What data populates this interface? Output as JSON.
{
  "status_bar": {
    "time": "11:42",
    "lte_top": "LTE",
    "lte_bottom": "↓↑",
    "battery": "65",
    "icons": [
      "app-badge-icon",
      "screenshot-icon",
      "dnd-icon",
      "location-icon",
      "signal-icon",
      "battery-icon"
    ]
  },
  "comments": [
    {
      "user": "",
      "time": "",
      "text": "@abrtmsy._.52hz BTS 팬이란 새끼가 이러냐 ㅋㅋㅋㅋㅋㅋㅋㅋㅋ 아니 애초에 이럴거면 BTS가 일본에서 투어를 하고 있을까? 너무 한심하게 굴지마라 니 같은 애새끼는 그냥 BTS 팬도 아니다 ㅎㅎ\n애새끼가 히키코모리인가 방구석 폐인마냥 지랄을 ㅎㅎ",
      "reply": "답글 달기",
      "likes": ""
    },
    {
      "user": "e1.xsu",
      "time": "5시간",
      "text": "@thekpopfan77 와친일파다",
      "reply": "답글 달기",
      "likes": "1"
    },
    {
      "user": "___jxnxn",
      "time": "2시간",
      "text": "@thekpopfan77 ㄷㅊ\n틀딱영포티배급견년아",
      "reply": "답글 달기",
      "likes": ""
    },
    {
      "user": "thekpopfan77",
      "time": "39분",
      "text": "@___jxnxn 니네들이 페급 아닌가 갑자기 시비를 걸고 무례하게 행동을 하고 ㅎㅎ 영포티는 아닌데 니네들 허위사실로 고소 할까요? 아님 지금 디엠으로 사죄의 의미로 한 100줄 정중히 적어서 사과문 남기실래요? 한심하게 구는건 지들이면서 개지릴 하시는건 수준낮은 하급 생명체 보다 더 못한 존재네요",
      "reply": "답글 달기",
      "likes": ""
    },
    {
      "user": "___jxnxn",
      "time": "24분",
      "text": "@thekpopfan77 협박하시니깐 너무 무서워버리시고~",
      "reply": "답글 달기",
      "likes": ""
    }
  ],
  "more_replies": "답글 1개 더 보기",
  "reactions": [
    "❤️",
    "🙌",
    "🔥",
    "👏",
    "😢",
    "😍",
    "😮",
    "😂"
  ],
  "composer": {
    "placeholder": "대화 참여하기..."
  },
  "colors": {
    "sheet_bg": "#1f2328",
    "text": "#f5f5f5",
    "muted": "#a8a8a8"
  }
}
•••
Work instructions → Every line holding "time" should be copied out.

Task output →
    "time": "11:42",
      "time": "",
      "time": "5시간",
      "time": "2시간",
      "time": "39분",
      "time": "24분",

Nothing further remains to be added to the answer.